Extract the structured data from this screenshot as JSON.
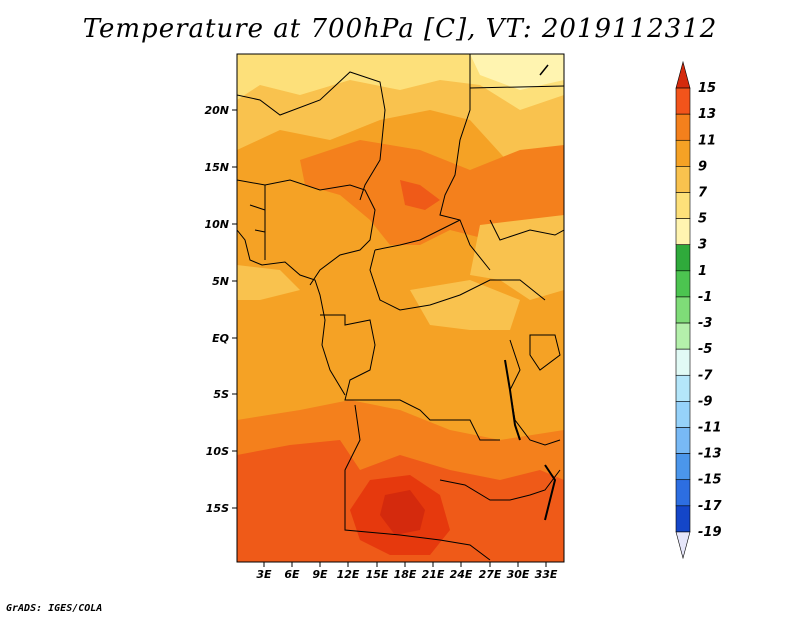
{
  "title": "Temperature at 700hPa [C], VT: 2019112312",
  "credit": "GrADS: IGES/COLA",
  "map": {
    "lat_ticks": [
      "20N",
      "15N",
      "10N",
      "5N",
      "EQ",
      "5S",
      "10S",
      "15S"
    ],
    "lon_ticks": [
      "3E",
      "6E",
      "9E",
      "12E",
      "15E",
      "18E",
      "21E",
      "24E",
      "27E",
      "30E",
      "33E"
    ]
  },
  "colorbar": {
    "labels": [
      "15",
      "13",
      "11",
      "9",
      "7",
      "5",
      "3",
      "1",
      "-1",
      "-3",
      "-5",
      "-7",
      "-9",
      "-11",
      "-13",
      "-15",
      "-17",
      "-19"
    ],
    "colors": [
      "#e6390d",
      "#f2541b",
      "#f4801c",
      "#f5a225",
      "#f9c24e",
      "#fde07a",
      "#fff4b0",
      "#2faa3b",
      "#4cc450",
      "#7fdc78",
      "#b4f0ab",
      "#e1faf5",
      "#b4e6fa",
      "#96d2fa",
      "#78b9f5",
      "#4b96eb",
      "#2d6ee1",
      "#1446c8",
      "#0d2896",
      "#e6e6fa"
    ],
    "top_color": "#d42a0d",
    "bottom_color": "#e6e6fa"
  },
  "field_colors": {
    "sahara": "#fde6a0",
    "warm7": "#f9c24e",
    "warm9": "#f5a225",
    "warm11": "#f4801c",
    "hot13": "#ef5a18",
    "hot15": "#e6390d",
    "border": "#000000"
  }
}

▬▬▬▬▬▬

#### [What needs to be done]
Repeat the lines above exactly, and keep every picture out.

#### [Result below]
Extract the structured data from this screenshot as JSON.
{
  "title": "Temperature at 700hPa [C], VT: 2019112312",
  "credit": "GrADS: IGES/COLA",
  "map": {
    "lat_ticks": [
      "20N",
      "15N",
      "10N",
      "5N",
      "EQ",
      "5S",
      "10S",
      "15S"
    ],
    "lon_ticks": [
      "3E",
      "6E",
      "9E",
      "12E",
      "15E",
      "18E",
      "21E",
      "24E",
      "27E",
      "30E",
      "33E"
    ]
  },
  "colorbar": {
    "labels": [
      "15",
      "13",
      "11",
      "9",
      "7",
      "5",
      "3",
      "1",
      "-1",
      "-3",
      "-5",
      "-7",
      "-9",
      "-11",
      "-13",
      "-15",
      "-17",
      "-19"
    ],
    "colors": [
      "#e6390d",
      "#f2541b",
      "#f4801c",
      "#f5a225",
      "#f9c24e",
      "#fde07a",
      "#fff4b0",
      "#2faa3b",
      "#4cc450",
      "#7fdc78",
      "#b4f0ab",
      "#e1faf5",
      "#b4e6fa",
      "#96d2fa",
      "#78b9f5",
      "#4b96eb",
      "#2d6ee1",
      "#1446c8",
      "#0d2896",
      "#e6e6fa"
    ],
    "top_color": "#d42a0d",
    "bottom_color": "#e6e6fa"
  },
  "field_colors": {
    "sahara": "#fde6a0",
    "warm7": "#f9c24e",
    "warm9": "#f5a225",
    "warm11": "#f4801c",
    "hot13": "#ef5a18",
    "hot15": "#e6390d",
    "border": "#000000"
  }
}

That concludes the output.